---------- PROVIDED RECORDS ----------

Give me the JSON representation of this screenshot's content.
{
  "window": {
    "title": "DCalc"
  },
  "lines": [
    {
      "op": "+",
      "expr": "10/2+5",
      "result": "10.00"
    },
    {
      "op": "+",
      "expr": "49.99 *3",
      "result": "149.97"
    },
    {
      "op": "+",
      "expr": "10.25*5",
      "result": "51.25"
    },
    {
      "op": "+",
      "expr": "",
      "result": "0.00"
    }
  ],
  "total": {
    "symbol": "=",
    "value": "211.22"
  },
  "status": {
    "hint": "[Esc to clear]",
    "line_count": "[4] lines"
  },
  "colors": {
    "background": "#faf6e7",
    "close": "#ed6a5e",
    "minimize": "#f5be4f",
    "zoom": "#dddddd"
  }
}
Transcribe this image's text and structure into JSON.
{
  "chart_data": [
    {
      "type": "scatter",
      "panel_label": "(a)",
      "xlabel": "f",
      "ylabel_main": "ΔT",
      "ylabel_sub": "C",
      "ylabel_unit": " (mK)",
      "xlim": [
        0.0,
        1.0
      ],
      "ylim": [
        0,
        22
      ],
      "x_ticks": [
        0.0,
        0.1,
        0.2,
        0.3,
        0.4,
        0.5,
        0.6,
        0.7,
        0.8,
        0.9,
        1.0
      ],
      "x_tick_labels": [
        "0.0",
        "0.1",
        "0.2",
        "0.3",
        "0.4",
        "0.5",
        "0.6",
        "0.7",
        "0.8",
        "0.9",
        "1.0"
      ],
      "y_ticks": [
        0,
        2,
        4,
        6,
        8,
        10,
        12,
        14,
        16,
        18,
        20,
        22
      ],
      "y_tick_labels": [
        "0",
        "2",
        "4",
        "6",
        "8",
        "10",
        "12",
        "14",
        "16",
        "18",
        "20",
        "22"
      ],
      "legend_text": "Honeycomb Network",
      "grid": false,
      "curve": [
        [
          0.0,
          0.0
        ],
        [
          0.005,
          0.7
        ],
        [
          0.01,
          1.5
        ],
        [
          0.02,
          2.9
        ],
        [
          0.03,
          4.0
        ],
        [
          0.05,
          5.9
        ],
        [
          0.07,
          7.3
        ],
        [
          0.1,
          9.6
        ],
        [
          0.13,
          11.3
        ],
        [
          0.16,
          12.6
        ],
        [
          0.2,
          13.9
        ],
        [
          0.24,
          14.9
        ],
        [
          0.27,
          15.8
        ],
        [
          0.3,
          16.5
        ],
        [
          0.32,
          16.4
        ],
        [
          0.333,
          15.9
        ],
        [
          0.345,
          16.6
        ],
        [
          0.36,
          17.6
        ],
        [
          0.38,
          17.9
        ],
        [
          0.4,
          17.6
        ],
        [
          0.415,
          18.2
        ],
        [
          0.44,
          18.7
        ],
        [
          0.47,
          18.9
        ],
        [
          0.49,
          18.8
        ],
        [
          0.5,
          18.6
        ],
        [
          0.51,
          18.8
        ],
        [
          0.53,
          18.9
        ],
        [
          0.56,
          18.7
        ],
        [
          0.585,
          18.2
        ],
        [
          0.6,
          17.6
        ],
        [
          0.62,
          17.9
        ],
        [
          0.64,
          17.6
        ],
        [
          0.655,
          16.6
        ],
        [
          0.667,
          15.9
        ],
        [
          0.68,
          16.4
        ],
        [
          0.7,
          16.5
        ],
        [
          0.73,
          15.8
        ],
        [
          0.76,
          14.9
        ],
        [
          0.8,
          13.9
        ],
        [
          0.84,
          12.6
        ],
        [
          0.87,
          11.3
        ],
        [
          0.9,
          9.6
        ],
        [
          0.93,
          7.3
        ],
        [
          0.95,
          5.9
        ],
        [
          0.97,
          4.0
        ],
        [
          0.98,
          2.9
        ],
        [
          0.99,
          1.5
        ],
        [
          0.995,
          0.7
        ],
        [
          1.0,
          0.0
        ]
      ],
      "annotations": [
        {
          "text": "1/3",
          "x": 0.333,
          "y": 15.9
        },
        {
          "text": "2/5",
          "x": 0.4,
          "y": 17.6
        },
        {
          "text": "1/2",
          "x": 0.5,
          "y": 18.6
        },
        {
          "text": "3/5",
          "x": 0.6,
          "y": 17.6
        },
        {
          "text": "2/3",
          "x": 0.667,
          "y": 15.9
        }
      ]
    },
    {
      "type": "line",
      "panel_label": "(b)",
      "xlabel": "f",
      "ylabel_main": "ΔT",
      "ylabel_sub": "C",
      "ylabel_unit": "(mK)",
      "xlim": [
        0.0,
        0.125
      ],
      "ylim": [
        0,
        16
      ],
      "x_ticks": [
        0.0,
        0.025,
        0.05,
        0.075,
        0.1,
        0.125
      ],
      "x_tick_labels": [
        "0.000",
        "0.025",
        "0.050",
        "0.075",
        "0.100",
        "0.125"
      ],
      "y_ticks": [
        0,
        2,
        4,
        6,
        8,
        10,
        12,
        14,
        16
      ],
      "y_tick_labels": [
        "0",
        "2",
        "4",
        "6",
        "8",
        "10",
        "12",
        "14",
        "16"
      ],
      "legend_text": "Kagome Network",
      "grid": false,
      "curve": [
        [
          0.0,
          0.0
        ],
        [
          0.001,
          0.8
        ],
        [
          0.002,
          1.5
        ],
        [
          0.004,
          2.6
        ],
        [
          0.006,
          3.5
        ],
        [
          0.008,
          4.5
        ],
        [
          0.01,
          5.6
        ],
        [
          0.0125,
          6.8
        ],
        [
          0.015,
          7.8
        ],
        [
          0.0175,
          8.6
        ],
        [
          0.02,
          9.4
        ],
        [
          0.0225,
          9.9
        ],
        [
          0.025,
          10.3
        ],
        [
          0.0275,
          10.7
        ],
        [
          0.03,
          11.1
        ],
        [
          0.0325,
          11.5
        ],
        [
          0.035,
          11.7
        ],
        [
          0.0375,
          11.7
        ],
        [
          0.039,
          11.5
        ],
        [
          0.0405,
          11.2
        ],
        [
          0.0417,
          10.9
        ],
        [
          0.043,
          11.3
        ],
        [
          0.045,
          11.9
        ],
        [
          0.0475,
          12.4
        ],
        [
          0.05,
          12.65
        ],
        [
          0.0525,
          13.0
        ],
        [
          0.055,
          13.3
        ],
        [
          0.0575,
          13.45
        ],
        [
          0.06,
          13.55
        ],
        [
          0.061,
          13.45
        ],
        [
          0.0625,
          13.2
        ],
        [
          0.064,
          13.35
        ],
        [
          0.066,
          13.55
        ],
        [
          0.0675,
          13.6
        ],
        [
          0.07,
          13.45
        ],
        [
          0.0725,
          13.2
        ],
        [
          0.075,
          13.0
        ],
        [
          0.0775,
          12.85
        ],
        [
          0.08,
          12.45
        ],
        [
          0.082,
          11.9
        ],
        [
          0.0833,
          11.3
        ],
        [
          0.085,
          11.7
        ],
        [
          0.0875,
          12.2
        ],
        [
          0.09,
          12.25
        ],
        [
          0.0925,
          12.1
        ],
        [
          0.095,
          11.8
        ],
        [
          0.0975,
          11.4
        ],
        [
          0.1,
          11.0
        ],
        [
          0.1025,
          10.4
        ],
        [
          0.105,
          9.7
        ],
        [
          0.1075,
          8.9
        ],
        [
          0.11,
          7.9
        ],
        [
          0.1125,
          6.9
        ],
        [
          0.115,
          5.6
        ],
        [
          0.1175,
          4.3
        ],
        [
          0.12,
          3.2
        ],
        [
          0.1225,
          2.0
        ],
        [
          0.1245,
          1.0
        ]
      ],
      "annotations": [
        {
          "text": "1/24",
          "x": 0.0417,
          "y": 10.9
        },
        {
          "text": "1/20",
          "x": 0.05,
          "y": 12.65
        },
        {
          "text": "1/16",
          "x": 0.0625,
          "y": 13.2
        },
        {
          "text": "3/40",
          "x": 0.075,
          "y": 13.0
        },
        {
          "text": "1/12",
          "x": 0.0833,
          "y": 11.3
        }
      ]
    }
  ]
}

----------

SET PROBLEM
From the material given, work out how many lines hold the string "expr"; state that number and nothing further.

OUTPUT FOR THIS EXERCISE
4